Work to complete:
Please return the following lines as a JSON list of strings, one string per line, with blank lines left out.

Data shown:

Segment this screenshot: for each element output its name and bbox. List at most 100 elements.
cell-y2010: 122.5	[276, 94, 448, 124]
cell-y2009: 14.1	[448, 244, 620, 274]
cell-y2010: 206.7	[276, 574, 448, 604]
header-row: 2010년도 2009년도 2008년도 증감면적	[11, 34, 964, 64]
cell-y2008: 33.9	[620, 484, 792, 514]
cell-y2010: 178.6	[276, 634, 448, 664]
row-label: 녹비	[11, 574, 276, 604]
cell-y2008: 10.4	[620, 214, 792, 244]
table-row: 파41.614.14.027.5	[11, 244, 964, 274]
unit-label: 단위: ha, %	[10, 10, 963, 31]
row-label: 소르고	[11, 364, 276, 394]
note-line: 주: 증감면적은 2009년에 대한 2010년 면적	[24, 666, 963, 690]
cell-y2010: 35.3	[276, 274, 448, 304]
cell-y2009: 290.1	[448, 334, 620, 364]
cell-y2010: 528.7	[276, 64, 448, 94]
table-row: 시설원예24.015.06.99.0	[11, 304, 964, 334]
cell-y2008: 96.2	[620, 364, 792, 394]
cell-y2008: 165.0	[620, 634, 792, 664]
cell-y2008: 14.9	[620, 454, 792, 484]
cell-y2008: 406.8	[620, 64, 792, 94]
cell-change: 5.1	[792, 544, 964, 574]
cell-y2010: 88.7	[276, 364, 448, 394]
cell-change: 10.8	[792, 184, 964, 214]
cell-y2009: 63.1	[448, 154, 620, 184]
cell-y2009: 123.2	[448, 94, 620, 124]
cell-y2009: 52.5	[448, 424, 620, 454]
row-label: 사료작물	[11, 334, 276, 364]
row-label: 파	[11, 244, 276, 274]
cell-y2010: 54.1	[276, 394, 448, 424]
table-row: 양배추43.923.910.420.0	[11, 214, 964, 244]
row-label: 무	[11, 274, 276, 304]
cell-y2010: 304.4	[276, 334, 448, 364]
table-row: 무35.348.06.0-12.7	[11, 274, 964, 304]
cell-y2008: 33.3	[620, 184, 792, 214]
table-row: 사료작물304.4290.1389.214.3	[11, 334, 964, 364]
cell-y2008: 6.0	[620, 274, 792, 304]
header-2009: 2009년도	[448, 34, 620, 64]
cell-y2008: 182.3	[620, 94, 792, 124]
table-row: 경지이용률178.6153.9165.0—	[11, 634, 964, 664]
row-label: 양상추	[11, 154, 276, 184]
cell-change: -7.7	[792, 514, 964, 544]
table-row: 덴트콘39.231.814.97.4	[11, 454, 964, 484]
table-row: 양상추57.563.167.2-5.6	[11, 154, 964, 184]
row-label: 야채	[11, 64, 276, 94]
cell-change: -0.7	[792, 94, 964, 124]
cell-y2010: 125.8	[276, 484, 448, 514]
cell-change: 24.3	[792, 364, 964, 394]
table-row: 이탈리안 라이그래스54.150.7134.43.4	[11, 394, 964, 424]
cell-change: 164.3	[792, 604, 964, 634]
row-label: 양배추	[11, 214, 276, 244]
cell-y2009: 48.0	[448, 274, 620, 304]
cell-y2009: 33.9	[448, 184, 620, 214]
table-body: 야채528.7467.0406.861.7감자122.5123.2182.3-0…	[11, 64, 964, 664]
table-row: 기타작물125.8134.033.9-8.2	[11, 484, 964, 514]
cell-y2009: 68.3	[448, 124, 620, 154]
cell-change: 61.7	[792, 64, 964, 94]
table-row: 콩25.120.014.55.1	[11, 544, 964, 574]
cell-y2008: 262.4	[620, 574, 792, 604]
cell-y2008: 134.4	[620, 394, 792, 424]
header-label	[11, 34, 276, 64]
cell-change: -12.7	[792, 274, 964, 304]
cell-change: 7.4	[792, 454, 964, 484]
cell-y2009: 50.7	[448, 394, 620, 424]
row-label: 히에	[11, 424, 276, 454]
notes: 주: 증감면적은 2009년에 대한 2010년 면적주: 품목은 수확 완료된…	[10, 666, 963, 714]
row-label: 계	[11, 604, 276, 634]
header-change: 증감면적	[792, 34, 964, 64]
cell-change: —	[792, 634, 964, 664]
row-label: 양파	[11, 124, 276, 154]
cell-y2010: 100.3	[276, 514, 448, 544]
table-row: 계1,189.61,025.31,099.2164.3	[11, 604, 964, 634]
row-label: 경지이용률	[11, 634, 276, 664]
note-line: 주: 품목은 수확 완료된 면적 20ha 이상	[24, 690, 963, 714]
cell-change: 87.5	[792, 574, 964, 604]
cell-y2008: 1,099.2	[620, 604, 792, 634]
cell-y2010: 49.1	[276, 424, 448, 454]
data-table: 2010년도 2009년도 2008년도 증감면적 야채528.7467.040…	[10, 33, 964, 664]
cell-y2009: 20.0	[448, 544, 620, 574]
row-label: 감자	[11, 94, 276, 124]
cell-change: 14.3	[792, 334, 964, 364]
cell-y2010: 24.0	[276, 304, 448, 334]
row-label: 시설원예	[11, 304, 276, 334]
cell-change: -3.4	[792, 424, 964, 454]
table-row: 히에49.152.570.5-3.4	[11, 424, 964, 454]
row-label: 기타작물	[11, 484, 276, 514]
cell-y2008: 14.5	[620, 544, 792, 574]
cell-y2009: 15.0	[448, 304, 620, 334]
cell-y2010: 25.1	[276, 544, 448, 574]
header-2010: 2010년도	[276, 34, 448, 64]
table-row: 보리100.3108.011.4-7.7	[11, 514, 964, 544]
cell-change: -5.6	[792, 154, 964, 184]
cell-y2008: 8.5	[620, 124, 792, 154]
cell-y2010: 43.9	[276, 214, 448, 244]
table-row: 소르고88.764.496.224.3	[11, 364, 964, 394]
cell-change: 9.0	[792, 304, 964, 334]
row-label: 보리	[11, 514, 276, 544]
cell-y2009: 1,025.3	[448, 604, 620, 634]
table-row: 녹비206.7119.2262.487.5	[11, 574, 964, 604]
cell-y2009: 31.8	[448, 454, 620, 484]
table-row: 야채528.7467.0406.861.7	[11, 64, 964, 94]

Written reply:
[
  "Segment this screenshot: for each element output its name and bbox. List at most 100 elements.",
  "cell-y2010: 122.5\t[276, 94, 448, 124]",
  "cell-y2009: 14.1\t[448, 244, 620, 274]",
  "cell-y2010: 206.7\t[276, 574, 448, 604]",
  "header-row: 2010년도 2009년도 2008년도 증감면적\t[11, 34, 964, 64]",
  "cell-y2008: 33.9\t[620, 484, 792, 514]",
  "cell-y2010: 178.6\t[276, 634, 448, 664]",
  "row-label: 녹비\t[11, 574, 276, 604]",
  "cell-y2008: 10.4\t[620, 214, 792, 244]",
  "table-row: 파41.614.14.027.5\t[11, 244, 964, 274]",
  "unit-label: 단위: ha, %\t[10, 10, 963, 31]",
  "row-label: 소르고\t[11, 364, 276, 394]",
  "note-line: 주: 증감면적은 2009년에 대한 2010년 면적\t[24, 666, 963, 690]",
  "cell-y2010: 35.3\t[276, 274, 448, 304]",
  "cell-y2009: 290.1\t[448, 334, 620, 364]",
  "cell-y2010: 528.7\t[276, 64, 448, 94]",
  "table-row: 시설원예24.015.06.99.0\t[11, 304, 964, 334]",
  "cell-y2008: 96.2\t[620, 364, 792, 394]",
  "cell-y2008: 165.0\t[620, 634, 792, 664]",
  "cell-y2008: 14.9\t[620, 454, 792, 484]",
  "cell-y2008: 406.8\t[620, 64, 792, 94]",
  "cell-change: 5.1\t[792, 544, 964, 574]",
  "cell-y2010: 88.7\t[276, 364, 448, 394]",
  "cell-change: 10.8\t[792, 184, 964, 214]",
  "cell-y2009: 63.1\t[448, 154, 620, 184]",
  "cell-y2009: 123.2\t[448, 94, 620, 124]",
  "cell-y2009: 52.5\t[448, 424, 620, 454]",
  "row-label: 사료작물\t[11, 334, 276, 364]",
  "row-label: 파\t[11, 244, 276, 274]",
  "cell-y2010: 54.1\t[276, 394, 448, 424]",
  "table-row: 양배추43.923.910.420.0\t[11, 214, 964, 244]",
  "row-label: 무\t[11, 274, 276, 304]",
  "cell-y2010: 304.4\t[276, 334, 448, 364]",
  "table-row: 무35.348.06.0-12.7\t[11, 274, 964, 304]",
  "cell-y2008: 33.3\t[620, 184, 792, 214]",
  "table-row: 사료작물304.4290.1389.214.3\t[11, 334, 964, 364]",
  "cell-y2008: 6.0\t[620, 274, 792, 304]",
  "header-2009: 2009년도\t[448, 34, 620, 64]",
  "cell-y2008: 182.3\t[620, 94, 792, 124]",
  "table-row: 경지이용률178.6153.9165.0—\t[11, 634, 964, 664]",
  "row-label: 양상추\t[11, 154, 276, 184]",
  "cell-change: -7.7\t[792, 514, 964, 544]",
  "table-row: 덴트콘39.231.814.97.4\t[11, 454, 964, 484]",
  "table-row: 양상추57.563.167.2-5.6\t[11, 154, 964, 184]",
  "row-label: 야채\t[11, 64, 276, 94]",
  "cell-change: -0.7\t[792, 94, 964, 124]",
  "cell-y2010: 125.8\t[276, 484, 448, 514]",
  "cell-change: 24.3\t[792, 364, 964, 394]",
  "table-row: 이탈리안 라이그래스54.150.7134.43.4\t[11, 394, 964, 424]",
  "cell-change: 164.3\t[792, 604, 964, 634]",
  "row-label: 양배추\t[11, 214, 276, 244]",
  "cell-y2009: 48.0\t[448, 274, 620, 304]",
  "cell-y2009: 33.9\t[448, 184, 620, 214]",
  "table-body: 야채528.7467.0406.861.7감자122.5123.2182.3-0…\t[11, 64, 964, 664]",
  "table-row: 기타작물125.8134.033.9-8.2\t[11, 484, 964, 514]",
  "cell-y2009: 68.3\t[448, 124, 620, 154]",
  "cell-change: 61.7\t[792, 64, 964, 94]",
  "table-row: 콩25.120.014.55.1\t[11, 544, 964, 574]",
  "cell-y2008: 262.4\t[620, 574, 792, 604]",
  "cell-y2008: 134.4\t[620, 394, 792, 424]",
  "header-label\t[11, 34, 276, 64]",
  "cell-change: -12.7\t[792, 274, 964, 304]",
  "cell-change: 7.4\t[792, 454, 964, 484]",
  "cell-y2009: 50.7\t[448, 394, 620, 424]",
  "row-label: 히에\t[11, 424, 276, 454]",
  "notes: 주: 증감면적은 2009년에 대한 2010년 면적주: 품목은 수확 완료된…\t[10, 666, 963, 714]",
  "row-label: 계\t[11, 604, 276, 634]",
  "header-change: 증감면적\t[792, 34, 964, 64]",
  "cell-change: —\t[792, 634, 964, 664]",
  "row-label: 양파\t[11, 124, 276, 154]",
  "cell-y2010: 100.3\t[276, 514, 448, 544]",
  "table-row: 계1,189.61,025.31,099.2164.3\t[11, 604, 964, 634]",
  "row-label: 경지이용률\t[11, 634, 276, 664]",
  "note-line: 주: 품목은 수확 완료된 면적 20ha 이상\t[24, 690, 963, 714]",
  "cell-change: 87.5\t[792, 574, 964, 604]",
  "cell-y2008: 1,099.2\t[620, 604, 792, 634]",
  "cell-y2010: 49.1\t[276, 424, 448, 454]",
  "data-table: 2010년도 2009년도 2008년도 증감면적 야채528.7467.040…\t[10, 33, 964, 664]",
  "cell-y2009: 20.0\t[448, 544, 620, 574]",
  "row-label: 감자\t[11, 94, 276, 124]",
  "cell-change: 14.3\t[792, 334, 964, 364]",
  "cell-y2010: 24.0\t[276, 304, 448, 334]",
  "row-label: 시설원예\t[11, 304, 276, 334]",
  "cell-change: -3.4\t[792, 424, 964, 454]",
  "table-row: 히에49.152.570.5-3.4\t[11, 424, 964, 454]",
  "row-label: 기타작물\t[11, 484, 276, 514]",
  "cell-y2008: 14.5\t[620, 544, 792, 574]",
  "cell-y2009: 15.0\t[448, 304, 620, 334]",
  "cell-y2010: 25.1\t[276, 544, 448, 574]",
  "header-2010: 2010년도\t[276, 34, 448, 64]",
  "table-row: 보리100.3108.011.4-7.7\t[11, 514, 964, 544]",
  "cell-change: -5.6\t[792, 154, 964, 184]",
  "cell-y2008: 8.5\t[620, 124, 792, 154]",
  "cell-y2010: 43.9\t[276, 214, 448, 244]",
  "table-row: 소르고88.764.496.224.3\t[11, 364, 964, 394]",
  "cell-change: 9.0\t[792, 304, 964, 334]",
  "row-label: 보리\t[11, 514, 276, 544]",
  "cell-y2009: 1,025.3\t[448, 604, 620, 634]",
  "table-row: 녹비206.7119.2262.487.5\t[11, 574, 964, 604]",
  "cell-y2009: 31.8\t[448, 454, 620, 484]",
  "table-row: 야채528.7467.0406.861.7\t[11, 64, 964, 94]"
]